** Begin ENTRIES SHOWN **
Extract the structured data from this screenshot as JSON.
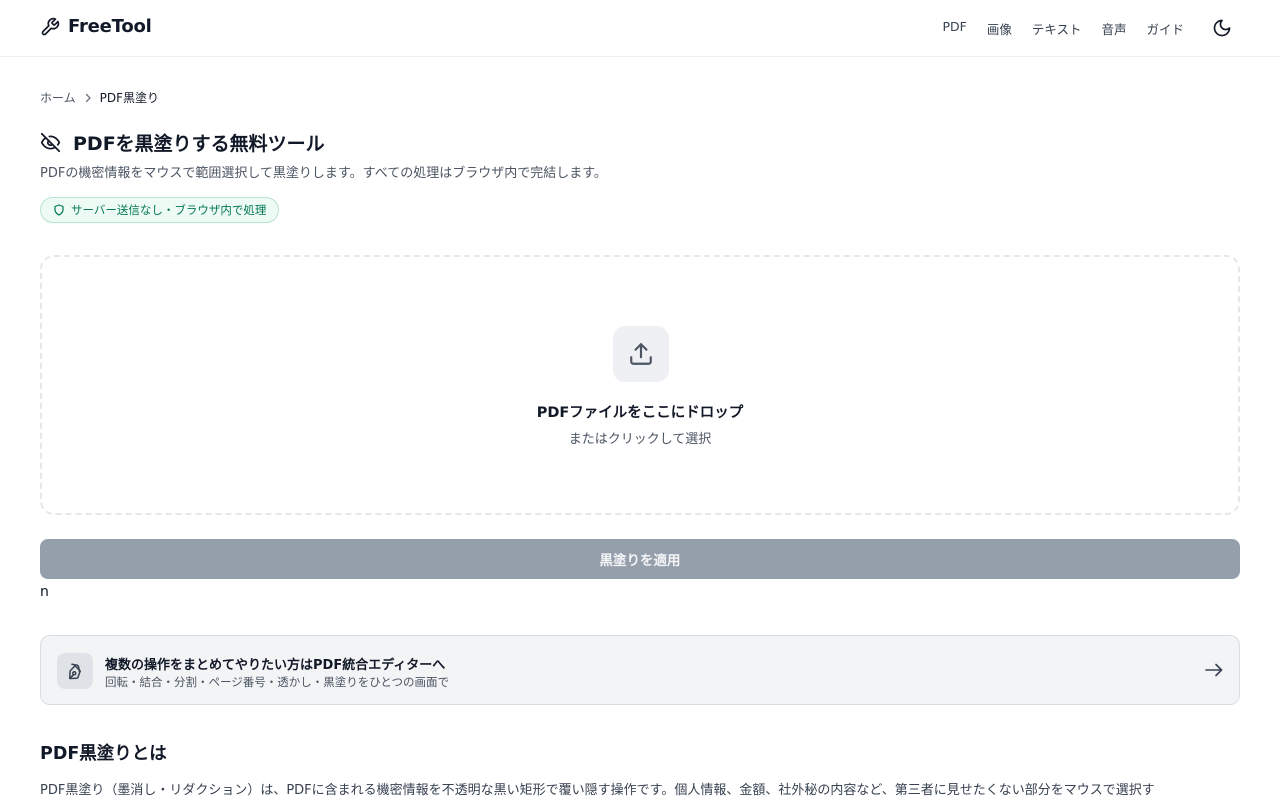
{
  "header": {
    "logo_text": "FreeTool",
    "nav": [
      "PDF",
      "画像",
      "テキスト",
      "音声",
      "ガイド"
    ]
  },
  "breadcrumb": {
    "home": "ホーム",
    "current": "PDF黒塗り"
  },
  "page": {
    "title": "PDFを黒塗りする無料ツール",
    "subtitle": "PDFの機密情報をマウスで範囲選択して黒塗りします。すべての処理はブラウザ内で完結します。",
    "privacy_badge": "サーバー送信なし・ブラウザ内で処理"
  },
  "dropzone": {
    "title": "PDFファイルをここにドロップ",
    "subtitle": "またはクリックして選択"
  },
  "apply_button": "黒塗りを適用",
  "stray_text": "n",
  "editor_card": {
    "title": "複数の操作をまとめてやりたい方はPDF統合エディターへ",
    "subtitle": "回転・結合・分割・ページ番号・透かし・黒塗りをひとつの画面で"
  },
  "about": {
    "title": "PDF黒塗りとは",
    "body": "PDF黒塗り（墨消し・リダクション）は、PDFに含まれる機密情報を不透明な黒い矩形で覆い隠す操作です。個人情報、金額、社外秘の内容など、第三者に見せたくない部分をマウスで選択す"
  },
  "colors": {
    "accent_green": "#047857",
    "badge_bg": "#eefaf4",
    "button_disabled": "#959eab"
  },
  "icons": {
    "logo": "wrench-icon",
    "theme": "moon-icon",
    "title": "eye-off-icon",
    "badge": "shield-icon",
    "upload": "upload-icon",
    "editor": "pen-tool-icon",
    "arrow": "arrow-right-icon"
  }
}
** End ENTRIES SHOWN **
** Begin ENTRIES SHOWN **
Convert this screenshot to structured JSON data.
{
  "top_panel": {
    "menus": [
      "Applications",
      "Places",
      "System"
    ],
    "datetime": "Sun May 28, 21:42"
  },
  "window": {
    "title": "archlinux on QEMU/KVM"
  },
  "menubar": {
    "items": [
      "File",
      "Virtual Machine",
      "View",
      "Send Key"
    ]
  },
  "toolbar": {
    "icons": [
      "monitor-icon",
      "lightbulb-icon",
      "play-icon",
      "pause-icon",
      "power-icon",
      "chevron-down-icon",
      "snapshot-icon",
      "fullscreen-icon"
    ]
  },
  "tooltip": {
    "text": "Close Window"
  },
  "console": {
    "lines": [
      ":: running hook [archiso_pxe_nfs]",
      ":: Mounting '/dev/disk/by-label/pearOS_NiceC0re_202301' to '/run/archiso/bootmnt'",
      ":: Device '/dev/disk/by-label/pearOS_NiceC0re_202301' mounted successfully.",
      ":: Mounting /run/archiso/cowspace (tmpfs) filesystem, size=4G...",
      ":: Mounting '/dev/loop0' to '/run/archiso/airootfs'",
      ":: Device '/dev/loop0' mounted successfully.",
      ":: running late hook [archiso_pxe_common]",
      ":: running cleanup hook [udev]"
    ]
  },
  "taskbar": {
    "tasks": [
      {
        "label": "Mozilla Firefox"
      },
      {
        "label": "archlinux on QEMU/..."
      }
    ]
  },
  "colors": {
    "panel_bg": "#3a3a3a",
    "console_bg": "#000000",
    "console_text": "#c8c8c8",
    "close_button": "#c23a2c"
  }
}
** End ENTRIES SHOWN **
SET EXERCISE: Your task is to gather all lines from the entries above that hold the word "screenshot".

SOLUTION:
Extract the structured data from this screenshot as JSON.
Convert this screenshot to structured JSON data.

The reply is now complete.